## start DATA LINES

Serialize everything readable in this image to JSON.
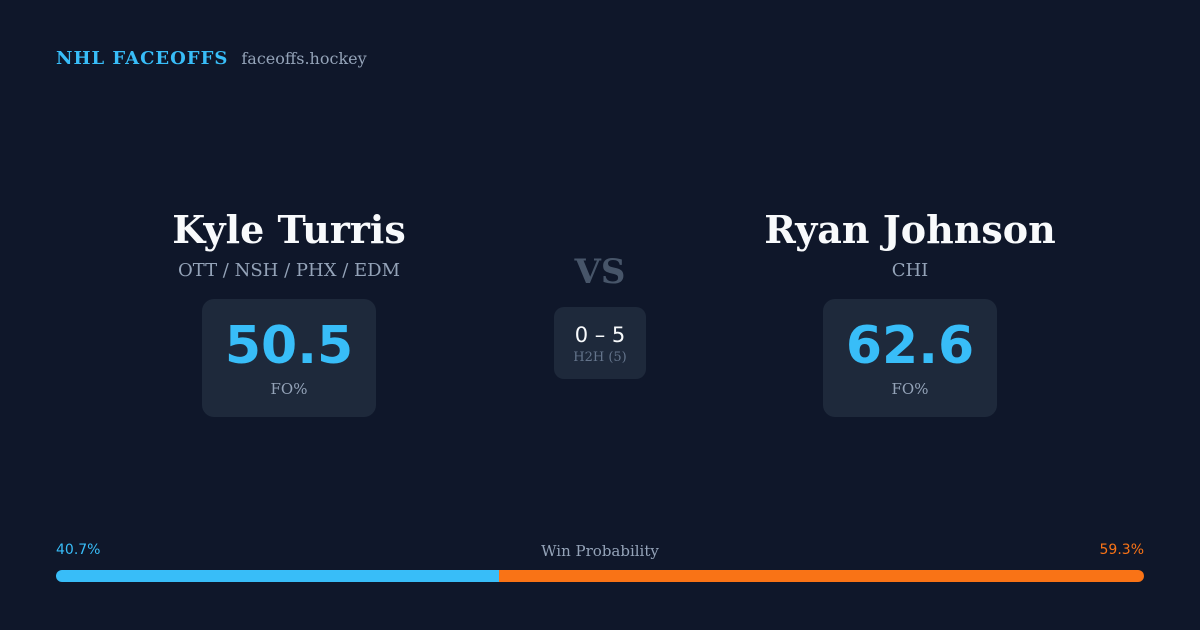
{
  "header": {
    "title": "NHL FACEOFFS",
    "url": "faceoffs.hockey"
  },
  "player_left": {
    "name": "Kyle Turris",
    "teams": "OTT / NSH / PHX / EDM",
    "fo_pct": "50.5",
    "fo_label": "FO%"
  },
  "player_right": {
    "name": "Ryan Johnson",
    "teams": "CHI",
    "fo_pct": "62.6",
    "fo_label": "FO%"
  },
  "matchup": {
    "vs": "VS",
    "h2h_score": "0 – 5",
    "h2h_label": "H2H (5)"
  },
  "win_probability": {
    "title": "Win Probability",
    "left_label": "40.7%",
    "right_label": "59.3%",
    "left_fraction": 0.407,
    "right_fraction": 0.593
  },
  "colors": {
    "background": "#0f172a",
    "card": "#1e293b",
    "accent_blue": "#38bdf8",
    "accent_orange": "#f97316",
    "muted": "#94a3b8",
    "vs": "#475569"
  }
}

## end DATA LINES

#### [EXERCISE TASK]
Repeat the entries exactly and keep the pictures out of the copy.

#### [THE SOLUTION]
Serialize everything readable in this image to JSON.
{
  "header": {
    "title": "NHL FACEOFFS",
    "url": "faceoffs.hockey"
  },
  "player_left": {
    "name": "Kyle Turris",
    "teams": "OTT / NSH / PHX / EDM",
    "fo_pct": "50.5",
    "fo_label": "FO%"
  },
  "player_right": {
    "name": "Ryan Johnson",
    "teams": "CHI",
    "fo_pct": "62.6",
    "fo_label": "FO%"
  },
  "matchup": {
    "vs": "VS",
    "h2h_score": "0 – 5",
    "h2h_label": "H2H (5)"
  },
  "win_probability": {
    "title": "Win Probability",
    "left_label": "40.7%",
    "right_label": "59.3%",
    "left_fraction": 0.407,
    "right_fraction": 0.593
  },
  "colors": {
    "background": "#0f172a",
    "card": "#1e293b",
    "accent_blue": "#38bdf8",
    "accent_orange": "#f97316",
    "muted": "#94a3b8",
    "vs": "#475569"
  }
}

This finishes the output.